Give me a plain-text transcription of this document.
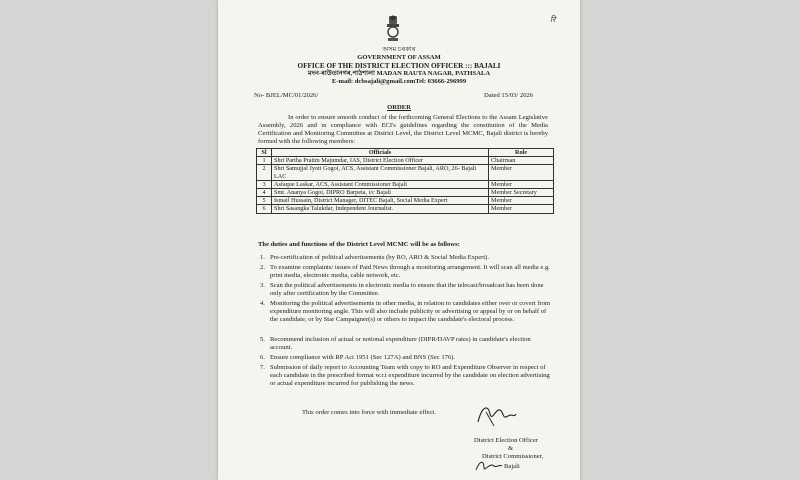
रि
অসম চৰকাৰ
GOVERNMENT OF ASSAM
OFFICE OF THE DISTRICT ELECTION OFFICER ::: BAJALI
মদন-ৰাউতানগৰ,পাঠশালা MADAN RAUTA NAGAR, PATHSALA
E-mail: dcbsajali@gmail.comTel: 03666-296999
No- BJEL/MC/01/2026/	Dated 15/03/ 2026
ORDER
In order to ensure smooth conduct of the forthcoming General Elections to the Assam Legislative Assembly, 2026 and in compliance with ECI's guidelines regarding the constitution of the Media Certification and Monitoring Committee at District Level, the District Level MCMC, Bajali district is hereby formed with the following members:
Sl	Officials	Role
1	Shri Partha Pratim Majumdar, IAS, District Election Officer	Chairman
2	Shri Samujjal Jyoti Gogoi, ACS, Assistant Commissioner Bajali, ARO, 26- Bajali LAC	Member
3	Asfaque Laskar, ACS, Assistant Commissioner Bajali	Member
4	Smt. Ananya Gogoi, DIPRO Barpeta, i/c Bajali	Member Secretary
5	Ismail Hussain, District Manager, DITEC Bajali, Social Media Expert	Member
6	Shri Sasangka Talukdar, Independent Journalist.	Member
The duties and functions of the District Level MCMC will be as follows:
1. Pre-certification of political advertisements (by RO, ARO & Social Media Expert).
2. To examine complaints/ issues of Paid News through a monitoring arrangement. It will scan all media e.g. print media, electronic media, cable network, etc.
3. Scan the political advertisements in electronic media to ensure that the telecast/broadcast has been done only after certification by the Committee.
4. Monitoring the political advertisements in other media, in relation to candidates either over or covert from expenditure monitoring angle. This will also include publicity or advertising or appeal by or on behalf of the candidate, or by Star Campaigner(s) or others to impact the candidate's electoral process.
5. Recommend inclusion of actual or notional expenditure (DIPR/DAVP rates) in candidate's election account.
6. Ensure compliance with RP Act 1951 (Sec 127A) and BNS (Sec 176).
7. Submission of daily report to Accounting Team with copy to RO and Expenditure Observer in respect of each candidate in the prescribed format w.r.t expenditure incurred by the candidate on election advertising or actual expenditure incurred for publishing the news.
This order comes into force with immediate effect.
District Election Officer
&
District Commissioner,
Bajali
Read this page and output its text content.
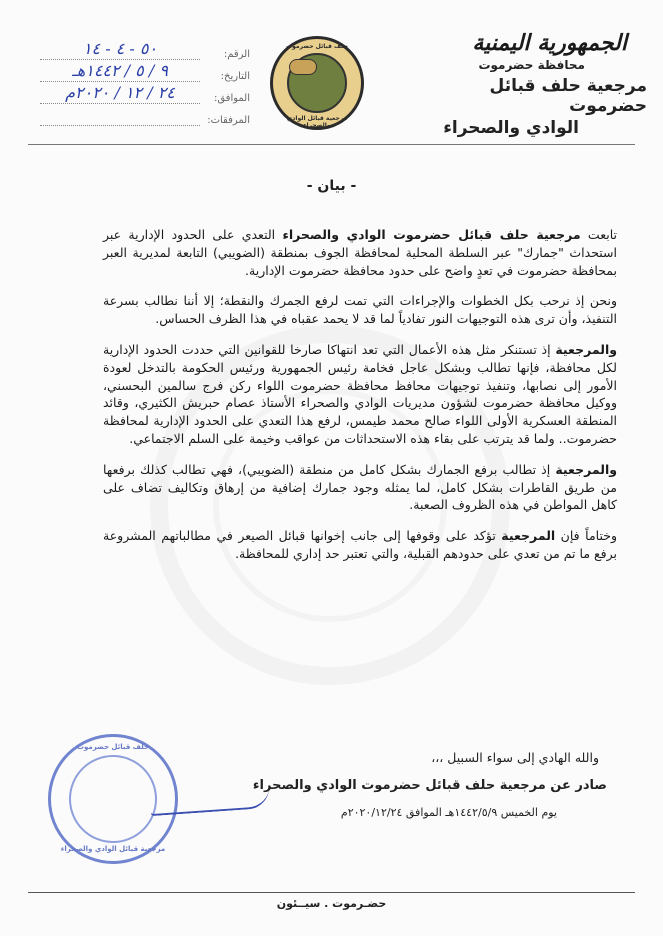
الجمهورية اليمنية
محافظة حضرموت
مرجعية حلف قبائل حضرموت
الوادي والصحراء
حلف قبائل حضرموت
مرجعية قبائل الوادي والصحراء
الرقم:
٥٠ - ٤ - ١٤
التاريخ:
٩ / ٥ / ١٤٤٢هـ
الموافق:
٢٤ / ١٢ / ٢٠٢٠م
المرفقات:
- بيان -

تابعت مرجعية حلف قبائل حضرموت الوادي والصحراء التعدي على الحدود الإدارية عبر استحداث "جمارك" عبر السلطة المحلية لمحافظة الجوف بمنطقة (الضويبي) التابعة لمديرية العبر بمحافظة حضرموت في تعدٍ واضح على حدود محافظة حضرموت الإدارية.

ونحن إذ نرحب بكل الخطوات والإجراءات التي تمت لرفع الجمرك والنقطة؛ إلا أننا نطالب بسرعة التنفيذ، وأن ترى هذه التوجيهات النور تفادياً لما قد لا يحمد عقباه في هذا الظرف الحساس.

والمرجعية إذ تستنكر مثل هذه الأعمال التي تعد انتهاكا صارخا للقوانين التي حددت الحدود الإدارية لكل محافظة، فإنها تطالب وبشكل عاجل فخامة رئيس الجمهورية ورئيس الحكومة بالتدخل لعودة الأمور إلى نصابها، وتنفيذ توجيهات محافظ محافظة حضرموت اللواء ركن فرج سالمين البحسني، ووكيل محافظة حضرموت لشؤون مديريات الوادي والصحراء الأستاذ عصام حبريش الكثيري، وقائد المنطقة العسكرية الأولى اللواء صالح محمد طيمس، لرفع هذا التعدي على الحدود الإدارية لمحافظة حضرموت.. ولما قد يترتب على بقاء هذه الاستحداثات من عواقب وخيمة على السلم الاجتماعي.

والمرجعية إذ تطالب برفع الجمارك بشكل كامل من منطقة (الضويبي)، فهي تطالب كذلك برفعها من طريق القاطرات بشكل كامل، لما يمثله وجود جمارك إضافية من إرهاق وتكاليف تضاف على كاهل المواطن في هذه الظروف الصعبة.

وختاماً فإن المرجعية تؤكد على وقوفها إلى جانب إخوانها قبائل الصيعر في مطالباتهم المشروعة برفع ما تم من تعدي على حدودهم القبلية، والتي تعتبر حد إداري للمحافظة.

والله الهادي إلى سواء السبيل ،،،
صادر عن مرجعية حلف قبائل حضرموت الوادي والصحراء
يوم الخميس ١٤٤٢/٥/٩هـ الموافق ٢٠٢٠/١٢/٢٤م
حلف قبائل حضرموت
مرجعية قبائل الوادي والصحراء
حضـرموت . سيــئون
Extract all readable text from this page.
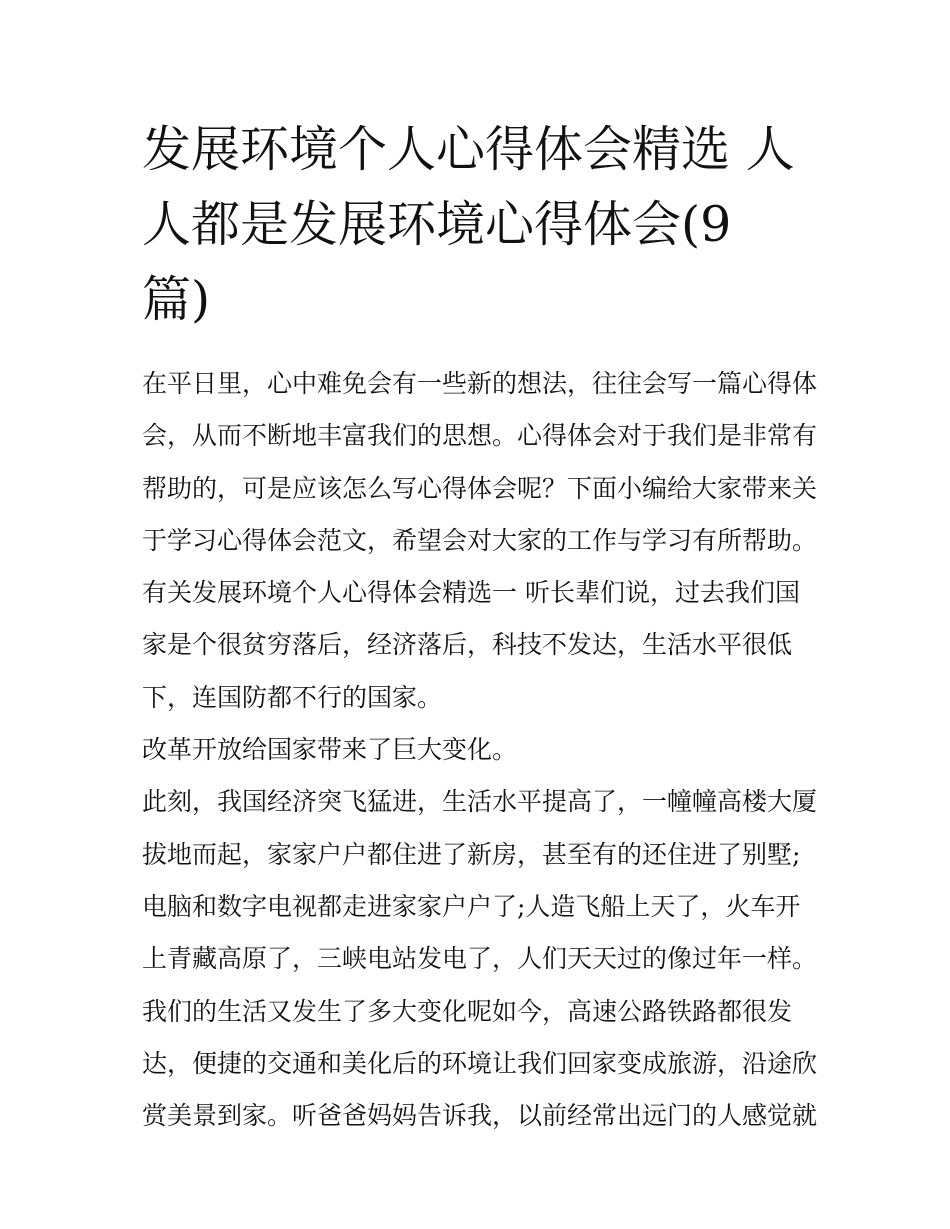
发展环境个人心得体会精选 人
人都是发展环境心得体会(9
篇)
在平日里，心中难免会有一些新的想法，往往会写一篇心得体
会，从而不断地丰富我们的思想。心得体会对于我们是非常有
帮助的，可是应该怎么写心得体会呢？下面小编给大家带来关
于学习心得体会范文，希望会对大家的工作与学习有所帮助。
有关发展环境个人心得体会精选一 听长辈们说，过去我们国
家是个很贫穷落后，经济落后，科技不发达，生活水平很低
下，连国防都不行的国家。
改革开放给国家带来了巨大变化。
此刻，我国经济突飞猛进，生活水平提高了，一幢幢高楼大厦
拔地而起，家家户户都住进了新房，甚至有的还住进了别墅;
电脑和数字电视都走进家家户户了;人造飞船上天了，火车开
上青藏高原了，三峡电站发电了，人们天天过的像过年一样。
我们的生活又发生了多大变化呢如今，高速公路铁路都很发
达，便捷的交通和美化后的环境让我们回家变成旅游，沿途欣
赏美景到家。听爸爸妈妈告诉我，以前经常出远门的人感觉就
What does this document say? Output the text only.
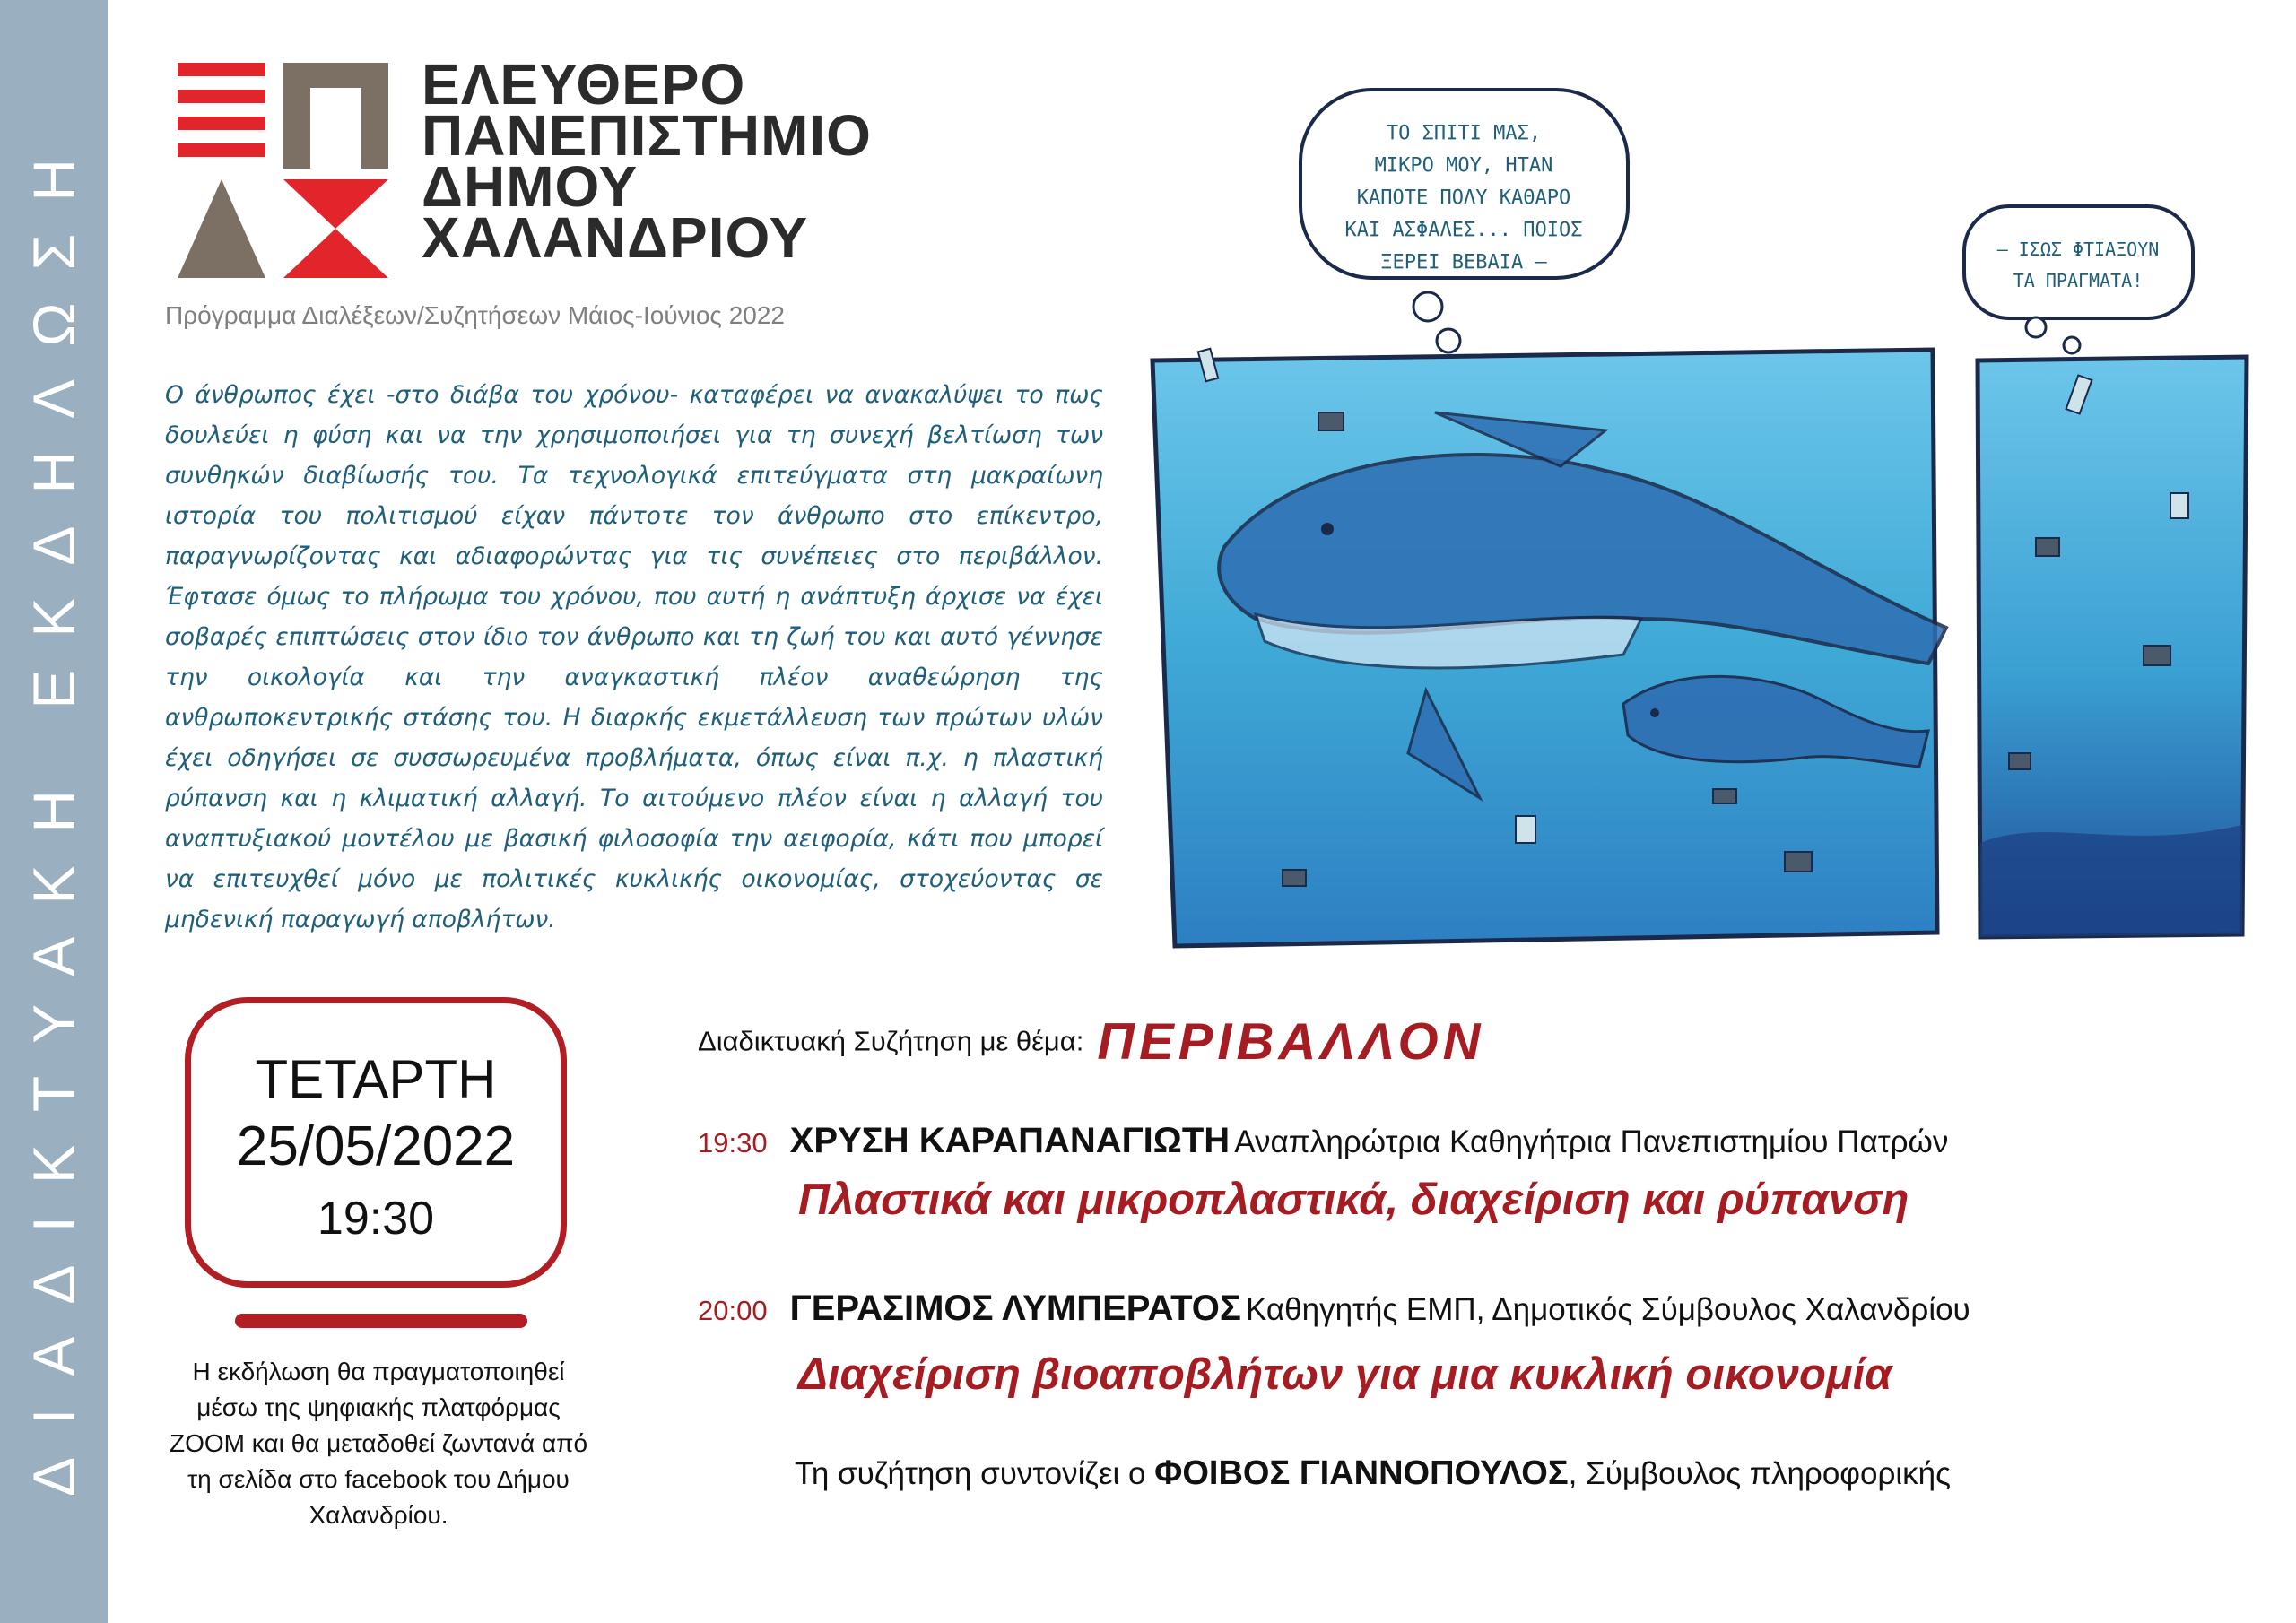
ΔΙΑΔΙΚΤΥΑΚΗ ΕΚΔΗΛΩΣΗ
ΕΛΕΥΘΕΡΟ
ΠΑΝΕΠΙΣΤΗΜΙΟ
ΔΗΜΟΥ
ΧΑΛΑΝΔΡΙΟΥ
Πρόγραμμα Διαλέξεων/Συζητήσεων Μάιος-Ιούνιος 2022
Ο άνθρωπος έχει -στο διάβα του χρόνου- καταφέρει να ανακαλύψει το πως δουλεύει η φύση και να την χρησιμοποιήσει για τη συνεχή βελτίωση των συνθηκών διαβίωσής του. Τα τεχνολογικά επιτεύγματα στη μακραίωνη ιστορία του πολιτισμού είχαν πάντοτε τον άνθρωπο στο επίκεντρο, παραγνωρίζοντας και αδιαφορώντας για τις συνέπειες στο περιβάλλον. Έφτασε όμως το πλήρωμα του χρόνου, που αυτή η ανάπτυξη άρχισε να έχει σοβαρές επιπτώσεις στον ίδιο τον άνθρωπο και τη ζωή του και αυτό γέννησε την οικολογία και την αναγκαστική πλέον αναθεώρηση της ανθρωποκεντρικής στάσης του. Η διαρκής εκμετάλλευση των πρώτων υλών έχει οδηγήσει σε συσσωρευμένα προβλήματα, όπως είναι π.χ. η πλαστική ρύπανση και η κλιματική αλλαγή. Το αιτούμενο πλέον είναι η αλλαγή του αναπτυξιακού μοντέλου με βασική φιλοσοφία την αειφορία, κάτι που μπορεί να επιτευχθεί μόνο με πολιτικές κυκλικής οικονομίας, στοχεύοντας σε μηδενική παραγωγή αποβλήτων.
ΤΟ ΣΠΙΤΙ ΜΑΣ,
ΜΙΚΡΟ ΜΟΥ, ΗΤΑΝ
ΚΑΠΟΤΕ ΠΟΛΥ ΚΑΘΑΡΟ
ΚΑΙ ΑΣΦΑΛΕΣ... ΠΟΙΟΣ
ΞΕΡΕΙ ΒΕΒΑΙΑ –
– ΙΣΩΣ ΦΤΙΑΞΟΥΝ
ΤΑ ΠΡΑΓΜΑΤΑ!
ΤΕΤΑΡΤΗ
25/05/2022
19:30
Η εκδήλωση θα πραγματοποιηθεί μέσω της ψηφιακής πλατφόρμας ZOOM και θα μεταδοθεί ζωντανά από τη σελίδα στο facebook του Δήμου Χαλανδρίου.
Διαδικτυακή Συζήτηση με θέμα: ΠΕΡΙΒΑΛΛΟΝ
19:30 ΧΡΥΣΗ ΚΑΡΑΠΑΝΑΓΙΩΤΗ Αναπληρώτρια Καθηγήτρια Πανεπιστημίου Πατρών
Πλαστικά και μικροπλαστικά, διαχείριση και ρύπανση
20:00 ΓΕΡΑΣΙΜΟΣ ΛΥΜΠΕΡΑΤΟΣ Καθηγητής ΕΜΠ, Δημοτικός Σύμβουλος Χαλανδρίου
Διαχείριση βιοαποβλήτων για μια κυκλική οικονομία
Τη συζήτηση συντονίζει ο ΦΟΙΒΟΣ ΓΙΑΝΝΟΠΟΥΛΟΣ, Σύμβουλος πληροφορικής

The exercise >>
Check every line of the data above for the string "advertising", and copy those that have it.

Full answer >>
4. Monitoring the political advertisements in other media, in relation to candidates either over or covert from expenditure monitoring angle. This will also include publicity or advertising or appeal by or on behalf of the candidate, or by Star Campaigner(s) or others to impact the candidate's electoral process.
7. Submission of daily report to Accounting Team with copy to RO and Expenditure Observer in respect of each candidate in the prescribed format w.r.t expenditure incurred by the candidate on election advertising or actual expenditure incurred for publishing the news.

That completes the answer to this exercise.